DIRECTIONS:
How many lines in this data contain the string "Statewide"? Reply with the number only.

************

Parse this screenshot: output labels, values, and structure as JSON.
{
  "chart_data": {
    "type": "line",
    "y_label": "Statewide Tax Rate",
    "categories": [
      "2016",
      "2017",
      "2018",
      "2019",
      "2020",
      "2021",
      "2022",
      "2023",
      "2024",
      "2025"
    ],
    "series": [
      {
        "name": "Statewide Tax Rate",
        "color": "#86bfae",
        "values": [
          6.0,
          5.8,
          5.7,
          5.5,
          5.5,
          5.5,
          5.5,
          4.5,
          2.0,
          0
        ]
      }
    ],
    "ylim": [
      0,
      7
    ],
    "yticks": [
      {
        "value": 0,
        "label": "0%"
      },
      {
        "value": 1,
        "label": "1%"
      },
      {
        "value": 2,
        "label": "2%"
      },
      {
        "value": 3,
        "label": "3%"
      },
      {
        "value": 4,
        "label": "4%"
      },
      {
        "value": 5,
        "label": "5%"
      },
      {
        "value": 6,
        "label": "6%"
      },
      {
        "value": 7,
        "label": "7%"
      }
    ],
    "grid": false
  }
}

************

RESULT OF THIS EXERCISE:
2